* _What is expected_
Write out the items verbatim, from the first line through the line that contains "conversation-row[interactable]: 25/03/2019 10:30:16", both included.
---+---
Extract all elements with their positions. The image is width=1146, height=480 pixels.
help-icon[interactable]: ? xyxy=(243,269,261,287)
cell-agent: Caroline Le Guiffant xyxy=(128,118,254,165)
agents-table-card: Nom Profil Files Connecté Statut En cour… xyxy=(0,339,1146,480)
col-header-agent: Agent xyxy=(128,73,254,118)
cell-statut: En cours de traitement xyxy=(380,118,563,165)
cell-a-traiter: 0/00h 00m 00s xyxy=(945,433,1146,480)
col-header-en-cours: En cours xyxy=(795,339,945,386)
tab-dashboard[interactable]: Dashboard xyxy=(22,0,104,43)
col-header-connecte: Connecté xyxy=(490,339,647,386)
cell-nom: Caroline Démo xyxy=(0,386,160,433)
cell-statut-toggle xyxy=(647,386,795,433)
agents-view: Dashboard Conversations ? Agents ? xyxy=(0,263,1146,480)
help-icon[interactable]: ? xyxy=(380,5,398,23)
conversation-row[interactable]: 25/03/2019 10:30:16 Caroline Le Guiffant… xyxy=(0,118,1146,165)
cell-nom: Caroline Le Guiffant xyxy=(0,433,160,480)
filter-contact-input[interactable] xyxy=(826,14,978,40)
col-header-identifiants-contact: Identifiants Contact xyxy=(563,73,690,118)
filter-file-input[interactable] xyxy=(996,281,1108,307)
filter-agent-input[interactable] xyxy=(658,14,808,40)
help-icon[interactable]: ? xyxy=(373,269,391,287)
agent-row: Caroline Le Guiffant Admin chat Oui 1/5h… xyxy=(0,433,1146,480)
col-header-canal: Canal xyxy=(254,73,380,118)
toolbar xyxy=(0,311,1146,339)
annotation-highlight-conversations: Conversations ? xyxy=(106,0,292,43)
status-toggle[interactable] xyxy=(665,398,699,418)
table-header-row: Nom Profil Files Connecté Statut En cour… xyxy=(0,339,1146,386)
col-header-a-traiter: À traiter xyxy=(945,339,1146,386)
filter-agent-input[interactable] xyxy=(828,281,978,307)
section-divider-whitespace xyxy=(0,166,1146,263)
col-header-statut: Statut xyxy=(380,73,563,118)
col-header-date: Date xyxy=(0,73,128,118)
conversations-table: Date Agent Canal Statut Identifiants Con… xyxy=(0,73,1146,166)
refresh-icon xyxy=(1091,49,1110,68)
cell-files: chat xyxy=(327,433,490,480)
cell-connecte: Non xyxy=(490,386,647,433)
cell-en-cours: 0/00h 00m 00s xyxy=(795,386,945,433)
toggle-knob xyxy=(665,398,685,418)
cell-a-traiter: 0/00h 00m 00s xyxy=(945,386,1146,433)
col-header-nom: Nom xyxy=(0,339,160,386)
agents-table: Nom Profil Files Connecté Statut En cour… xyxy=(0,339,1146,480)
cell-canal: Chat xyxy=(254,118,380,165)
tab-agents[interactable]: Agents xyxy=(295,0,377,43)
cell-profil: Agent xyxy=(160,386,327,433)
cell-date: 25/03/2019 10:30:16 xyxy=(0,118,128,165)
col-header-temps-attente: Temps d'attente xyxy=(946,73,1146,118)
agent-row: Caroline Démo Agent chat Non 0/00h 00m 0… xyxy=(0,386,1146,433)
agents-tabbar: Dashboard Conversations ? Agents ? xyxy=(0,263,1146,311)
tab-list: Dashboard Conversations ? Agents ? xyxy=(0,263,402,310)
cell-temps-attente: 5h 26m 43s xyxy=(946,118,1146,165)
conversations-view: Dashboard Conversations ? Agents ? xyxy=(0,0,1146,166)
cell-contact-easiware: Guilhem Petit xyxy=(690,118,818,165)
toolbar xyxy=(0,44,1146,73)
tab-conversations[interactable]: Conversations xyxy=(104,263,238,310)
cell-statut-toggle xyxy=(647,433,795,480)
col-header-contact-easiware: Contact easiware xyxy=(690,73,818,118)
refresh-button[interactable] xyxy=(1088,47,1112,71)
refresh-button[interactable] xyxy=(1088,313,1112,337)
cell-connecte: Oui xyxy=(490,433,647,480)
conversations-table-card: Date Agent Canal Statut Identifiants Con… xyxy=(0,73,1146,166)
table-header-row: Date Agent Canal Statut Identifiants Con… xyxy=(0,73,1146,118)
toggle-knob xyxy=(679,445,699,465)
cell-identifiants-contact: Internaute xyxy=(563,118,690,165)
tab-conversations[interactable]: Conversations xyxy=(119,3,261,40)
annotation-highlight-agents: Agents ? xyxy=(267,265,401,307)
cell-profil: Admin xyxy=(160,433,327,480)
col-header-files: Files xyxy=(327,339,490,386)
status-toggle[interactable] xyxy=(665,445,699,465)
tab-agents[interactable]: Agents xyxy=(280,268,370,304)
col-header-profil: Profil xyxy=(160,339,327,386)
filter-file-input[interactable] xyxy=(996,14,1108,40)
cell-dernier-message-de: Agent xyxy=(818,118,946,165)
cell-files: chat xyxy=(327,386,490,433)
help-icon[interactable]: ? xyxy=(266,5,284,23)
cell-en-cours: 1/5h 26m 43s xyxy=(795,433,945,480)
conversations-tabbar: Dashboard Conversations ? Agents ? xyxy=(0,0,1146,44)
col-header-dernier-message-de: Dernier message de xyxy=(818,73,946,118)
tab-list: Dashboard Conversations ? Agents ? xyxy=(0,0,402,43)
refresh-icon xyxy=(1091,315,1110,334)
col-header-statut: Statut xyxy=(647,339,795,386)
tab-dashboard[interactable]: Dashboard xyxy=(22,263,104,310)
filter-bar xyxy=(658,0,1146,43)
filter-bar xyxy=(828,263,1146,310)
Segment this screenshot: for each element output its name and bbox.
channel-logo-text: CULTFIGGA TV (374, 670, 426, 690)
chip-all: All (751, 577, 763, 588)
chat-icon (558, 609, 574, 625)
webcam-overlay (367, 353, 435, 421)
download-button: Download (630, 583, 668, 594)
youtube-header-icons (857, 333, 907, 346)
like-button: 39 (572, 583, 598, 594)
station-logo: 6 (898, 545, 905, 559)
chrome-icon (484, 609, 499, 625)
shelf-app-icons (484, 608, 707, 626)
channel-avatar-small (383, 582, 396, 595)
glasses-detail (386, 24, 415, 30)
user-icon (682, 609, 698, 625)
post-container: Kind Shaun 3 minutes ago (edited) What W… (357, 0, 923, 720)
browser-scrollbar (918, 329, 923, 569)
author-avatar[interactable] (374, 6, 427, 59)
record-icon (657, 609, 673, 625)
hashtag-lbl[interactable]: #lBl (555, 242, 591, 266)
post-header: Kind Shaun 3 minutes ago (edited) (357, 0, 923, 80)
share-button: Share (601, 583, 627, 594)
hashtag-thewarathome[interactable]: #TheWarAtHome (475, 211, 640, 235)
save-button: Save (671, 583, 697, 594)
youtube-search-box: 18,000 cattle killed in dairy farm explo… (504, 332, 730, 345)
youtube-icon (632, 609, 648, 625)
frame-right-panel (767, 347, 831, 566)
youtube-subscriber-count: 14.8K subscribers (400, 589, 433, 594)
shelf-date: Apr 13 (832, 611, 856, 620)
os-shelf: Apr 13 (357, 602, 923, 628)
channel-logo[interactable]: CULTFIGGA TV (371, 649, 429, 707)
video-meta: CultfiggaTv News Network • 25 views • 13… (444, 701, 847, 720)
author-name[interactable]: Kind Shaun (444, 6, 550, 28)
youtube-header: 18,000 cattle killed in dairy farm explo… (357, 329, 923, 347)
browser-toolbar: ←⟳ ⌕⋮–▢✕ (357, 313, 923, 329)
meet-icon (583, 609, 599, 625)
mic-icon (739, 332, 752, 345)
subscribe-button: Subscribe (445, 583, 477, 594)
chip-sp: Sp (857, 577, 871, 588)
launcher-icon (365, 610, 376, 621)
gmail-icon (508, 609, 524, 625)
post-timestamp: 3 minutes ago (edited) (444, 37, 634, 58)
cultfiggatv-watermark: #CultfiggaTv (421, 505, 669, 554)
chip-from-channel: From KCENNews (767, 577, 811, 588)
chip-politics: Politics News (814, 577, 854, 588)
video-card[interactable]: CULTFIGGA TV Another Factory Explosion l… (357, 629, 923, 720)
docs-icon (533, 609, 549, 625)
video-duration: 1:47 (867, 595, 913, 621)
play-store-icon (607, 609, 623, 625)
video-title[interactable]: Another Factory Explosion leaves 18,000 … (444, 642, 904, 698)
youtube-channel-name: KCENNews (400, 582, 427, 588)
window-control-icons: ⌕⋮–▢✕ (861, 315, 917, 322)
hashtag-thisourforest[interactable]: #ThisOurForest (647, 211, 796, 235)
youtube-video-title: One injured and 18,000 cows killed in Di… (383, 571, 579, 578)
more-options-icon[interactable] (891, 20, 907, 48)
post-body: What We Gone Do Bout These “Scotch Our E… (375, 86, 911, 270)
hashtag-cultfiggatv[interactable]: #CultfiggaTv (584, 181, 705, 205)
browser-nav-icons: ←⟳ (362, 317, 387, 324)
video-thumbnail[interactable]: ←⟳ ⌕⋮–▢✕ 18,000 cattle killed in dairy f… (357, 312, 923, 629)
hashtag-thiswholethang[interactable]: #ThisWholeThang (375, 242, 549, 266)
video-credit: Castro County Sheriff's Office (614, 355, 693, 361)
---+---
* _Answer to the exercise_
Extract all elements with their positions. The image is width=1146, height=480 pixels.
help-icon[interactable]: ? xyxy=(243,269,261,287)
cell-agent: Caroline Le Guiffant xyxy=(128,118,254,165)
agents-table-card: Nom Profil Files Connecté Statut En cour… xyxy=(0,339,1146,480)
col-header-agent: Agent xyxy=(128,73,254,118)
cell-statut: En cours de traitement xyxy=(380,118,563,165)
cell-a-traiter: 0/00h 00m 00s xyxy=(945,433,1146,480)
col-header-en-cours: En cours xyxy=(795,339,945,386)
tab-dashboard[interactable]: Dashboard xyxy=(22,0,104,43)
col-header-connecte: Connecté xyxy=(490,339,647,386)
cell-nom: Caroline Démo xyxy=(0,386,160,433)
cell-statut-toggle xyxy=(647,386,795,433)
agents-view: Dashboard Conversations ? Agents ? xyxy=(0,263,1146,480)
help-icon[interactable]: ? xyxy=(380,5,398,23)
conversation-row[interactable]: 25/03/2019 10:30:16 Caroline Le Guiffant… xyxy=(0,118,1146,165)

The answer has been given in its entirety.